++++ MATERIAL TO PROCESS
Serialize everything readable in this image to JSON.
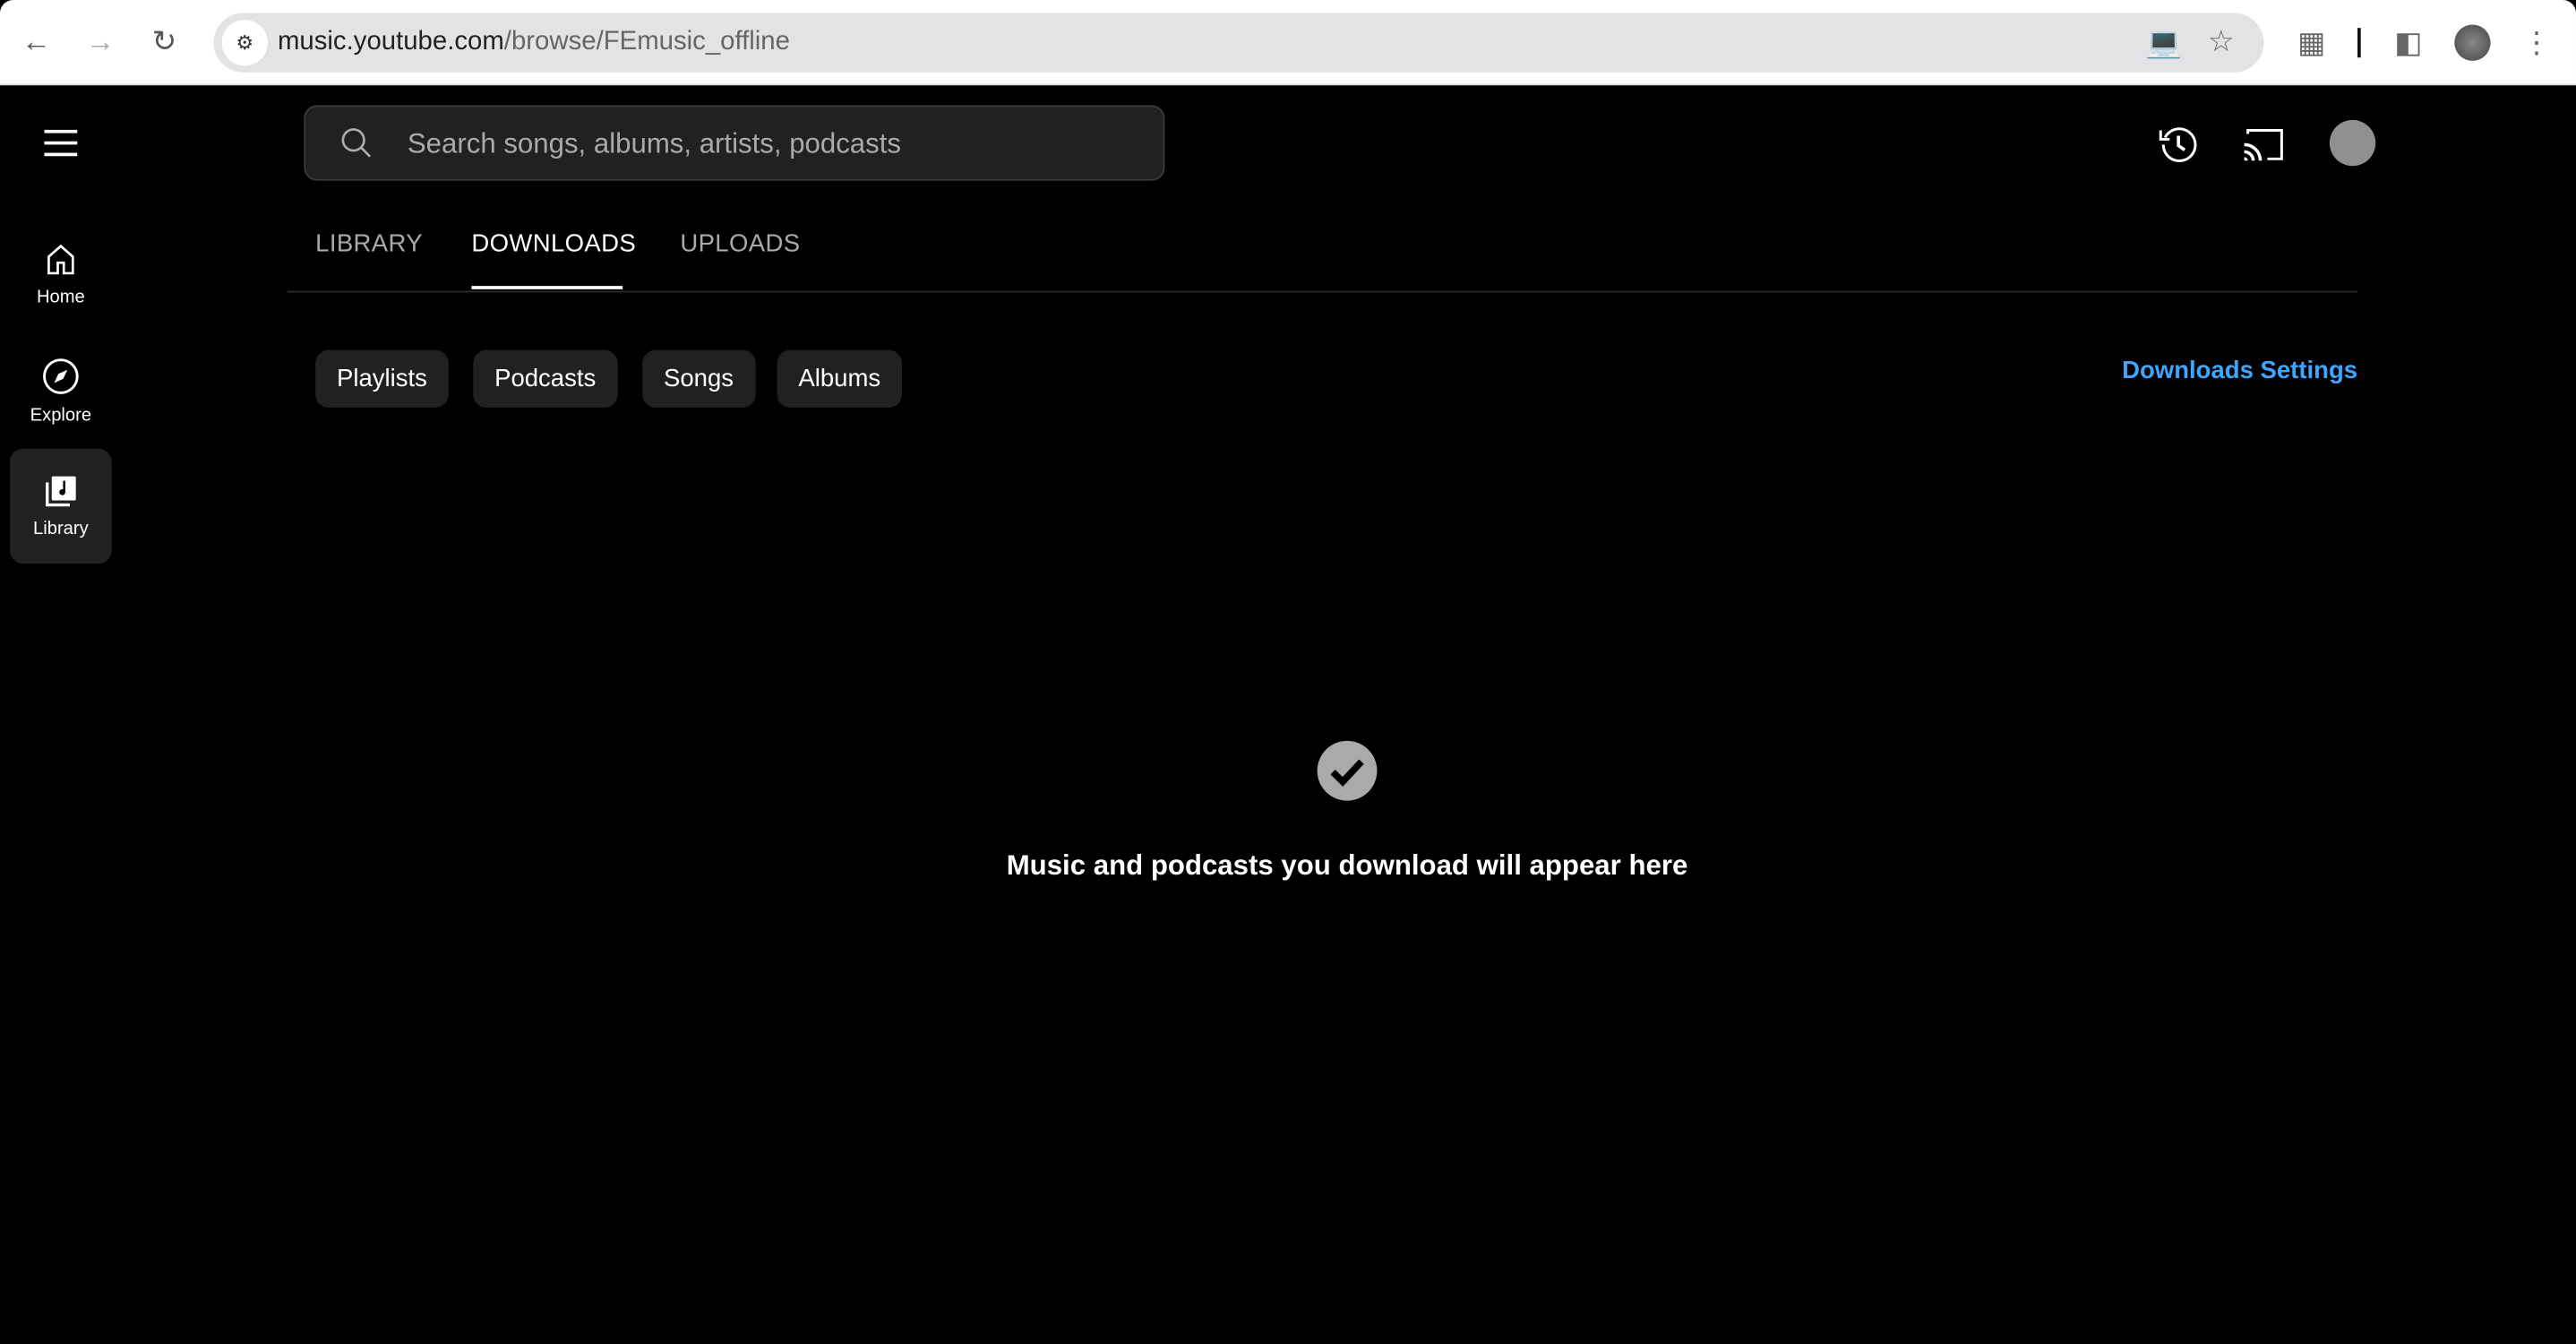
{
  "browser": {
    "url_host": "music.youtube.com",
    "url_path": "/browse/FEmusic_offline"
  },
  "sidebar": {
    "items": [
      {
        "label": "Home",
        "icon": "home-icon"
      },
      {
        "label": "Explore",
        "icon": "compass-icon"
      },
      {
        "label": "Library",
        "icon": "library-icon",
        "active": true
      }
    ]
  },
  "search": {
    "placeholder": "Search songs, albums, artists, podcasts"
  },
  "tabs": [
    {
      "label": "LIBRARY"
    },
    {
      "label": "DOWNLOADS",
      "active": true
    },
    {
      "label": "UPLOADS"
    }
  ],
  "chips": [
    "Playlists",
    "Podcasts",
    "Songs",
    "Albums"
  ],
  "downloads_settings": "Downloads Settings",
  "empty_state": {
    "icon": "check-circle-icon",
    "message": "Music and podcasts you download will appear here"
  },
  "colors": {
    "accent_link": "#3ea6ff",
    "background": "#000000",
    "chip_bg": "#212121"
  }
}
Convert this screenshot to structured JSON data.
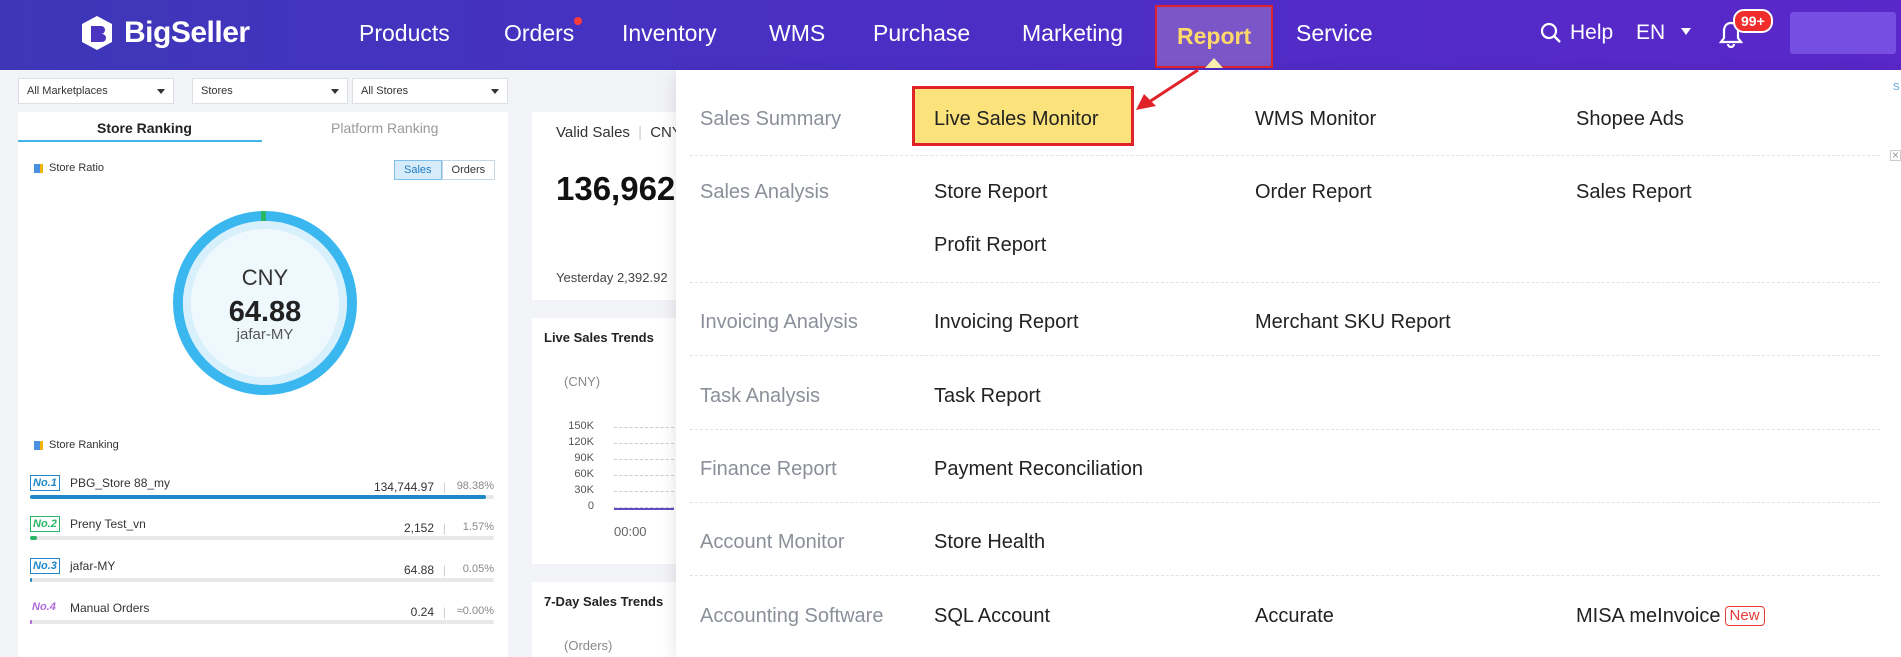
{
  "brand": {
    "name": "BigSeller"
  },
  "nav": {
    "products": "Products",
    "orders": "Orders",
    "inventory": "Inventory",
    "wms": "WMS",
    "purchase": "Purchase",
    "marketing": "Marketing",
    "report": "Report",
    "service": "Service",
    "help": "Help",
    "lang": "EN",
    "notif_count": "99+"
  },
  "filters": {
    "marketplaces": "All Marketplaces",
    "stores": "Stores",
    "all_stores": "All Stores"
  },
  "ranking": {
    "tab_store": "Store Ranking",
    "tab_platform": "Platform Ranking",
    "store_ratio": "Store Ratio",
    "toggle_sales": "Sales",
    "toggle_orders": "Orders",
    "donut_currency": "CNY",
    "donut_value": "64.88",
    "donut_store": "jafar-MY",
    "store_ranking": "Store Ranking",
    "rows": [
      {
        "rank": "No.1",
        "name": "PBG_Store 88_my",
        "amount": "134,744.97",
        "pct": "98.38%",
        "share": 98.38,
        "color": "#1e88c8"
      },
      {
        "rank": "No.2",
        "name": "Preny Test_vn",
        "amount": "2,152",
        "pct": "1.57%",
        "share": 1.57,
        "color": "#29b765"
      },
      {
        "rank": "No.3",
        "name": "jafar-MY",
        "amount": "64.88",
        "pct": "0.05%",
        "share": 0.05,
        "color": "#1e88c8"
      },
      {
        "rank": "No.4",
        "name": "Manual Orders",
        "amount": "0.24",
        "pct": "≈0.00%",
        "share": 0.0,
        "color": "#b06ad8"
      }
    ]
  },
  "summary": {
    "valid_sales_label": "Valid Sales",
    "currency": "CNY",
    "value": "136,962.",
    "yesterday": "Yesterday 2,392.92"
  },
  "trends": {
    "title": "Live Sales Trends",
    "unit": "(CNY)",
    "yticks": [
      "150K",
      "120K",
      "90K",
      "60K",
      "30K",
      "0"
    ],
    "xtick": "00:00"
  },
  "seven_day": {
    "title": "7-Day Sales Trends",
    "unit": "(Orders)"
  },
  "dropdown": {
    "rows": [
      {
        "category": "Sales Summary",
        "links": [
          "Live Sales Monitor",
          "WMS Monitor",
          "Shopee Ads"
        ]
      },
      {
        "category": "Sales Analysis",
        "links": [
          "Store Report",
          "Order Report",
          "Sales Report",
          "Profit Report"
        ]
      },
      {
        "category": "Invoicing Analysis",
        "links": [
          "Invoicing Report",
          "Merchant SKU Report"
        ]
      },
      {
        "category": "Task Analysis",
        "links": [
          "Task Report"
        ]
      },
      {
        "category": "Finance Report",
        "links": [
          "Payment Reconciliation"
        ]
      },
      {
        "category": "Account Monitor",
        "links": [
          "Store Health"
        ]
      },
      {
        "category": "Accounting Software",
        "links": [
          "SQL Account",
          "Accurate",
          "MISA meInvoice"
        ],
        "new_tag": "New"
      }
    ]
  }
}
++++++++
▸ STATED GOAL
Give every line back word for word and leave the pictures out.

▸ RESULT FOR THIS EXERCISE
Serialize everything readable in this image to JSON.
{
  "browser": {
    "url_host": "music.youtube.com",
    "url_path": "/browse/FEmusic_offline"
  },
  "sidebar": {
    "items": [
      {
        "label": "Home",
        "icon": "home-icon"
      },
      {
        "label": "Explore",
        "icon": "compass-icon"
      },
      {
        "label": "Library",
        "icon": "library-icon",
        "active": true
      }
    ]
  },
  "search": {
    "placeholder": "Search songs, albums, artists, podcasts"
  },
  "tabs": [
    {
      "label": "LIBRARY"
    },
    {
      "label": "DOWNLOADS",
      "active": true
    },
    {
      "label": "UPLOADS"
    }
  ],
  "chips": [
    "Playlists",
    "Podcasts",
    "Songs",
    "Albums"
  ],
  "downloads_settings": "Downloads Settings",
  "empty_state": {
    "icon": "check-circle-icon",
    "message": "Music and podcasts you download will appear here"
  },
  "colors": {
    "accent_link": "#3ea6ff",
    "background": "#000000",
    "chip_bg": "#212121"
  }
}
Convert this screenshot to structured JSON data.
{
  "brand": {
    "name": "BigSeller"
  },
  "nav": {
    "products": "Products",
    "orders": "Orders",
    "inventory": "Inventory",
    "wms": "WMS",
    "purchase": "Purchase",
    "marketing": "Marketing",
    "report": "Report",
    "service": "Service",
    "help": "Help",
    "lang": "EN",
    "notif_count": "99+"
  },
  "filters": {
    "marketplaces": "All Marketplaces",
    "stores": "Stores",
    "all_stores": "All Stores"
  },
  "ranking": {
    "tab_store": "Store Ranking",
    "tab_platform": "Platform Ranking",
    "store_ratio": "Store Ratio",
    "toggle_sales": "Sales",
    "toggle_orders": "Orders",
    "donut_currency": "CNY",
    "donut_value": "64.88",
    "donut_store": "jafar-MY",
    "store_ranking": "Store Ranking",
    "rows": [
      {
        "rank": "No.1",
        "name": "PBG_Store 88_my",
        "amount": "134,744.97",
        "pct": "98.38%",
        "share": 98.38,
        "color": "#1e88c8"
      },
      {
        "rank": "No.2",
        "name": "Preny Test_vn",
        "amount": "2,152",
        "pct": "1.57%",
        "share": 1.57,
        "color": "#29b765"
      },
      {
        "rank": "No.3",
        "name": "jafar-MY",
        "amount": "64.88",
        "pct": "0.05%",
        "share": 0.05,
        "color": "#1e88c8"
      },
      {
        "rank": "No.4",
        "name": "Manual Orders",
        "amount": "0.24",
        "pct": "≈0.00%",
        "share": 0.0,
        "color": "#b06ad8"
      }
    ]
  },
  "summary": {
    "valid_sales_label": "Valid Sales",
    "currency": "CNY",
    "value": "136,962.",
    "yesterday": "Yesterday 2,392.92"
  },
  "trends": {
    "title": "Live Sales Trends",
    "unit": "(CNY)",
    "yticks": [
      "150K",
      "120K",
      "90K",
      "60K",
      "30K",
      "0"
    ],
    "xtick": "00:00"
  },
  "seven_day": {
    "title": "7-Day Sales Trends",
    "unit": "(Orders)"
  },
  "dropdown": {
    "rows": [
      {
        "category": "Sales Summary",
        "links": [
          "Live Sales Monitor",
          "WMS Monitor",
          "Shopee Ads"
        ]
      },
      {
        "category": "Sales Analysis",
        "links": [
          "Store Report",
          "Order Report",
          "Sales Report",
          "Profit Report"
        ]
      },
      {
        "category": "Invoicing Analysis",
        "links": [
          "Invoicing Report",
          "Merchant SKU Report"
        ]
      },
      {
        "category": "Task Analysis",
        "links": [
          "Task Report"
        ]
      },
      {
        "category": "Finance Report",
        "links": [
          "Payment Reconciliation"
        ]
      },
      {
        "category": "Account Monitor",
        "links": [
          "Store Health"
        ]
      },
      {
        "category": "Accounting Software",
        "links": [
          "SQL Account",
          "Accurate",
          "MISA meInvoice"
        ],
        "new_tag": "New"
      }
    ]
  }
}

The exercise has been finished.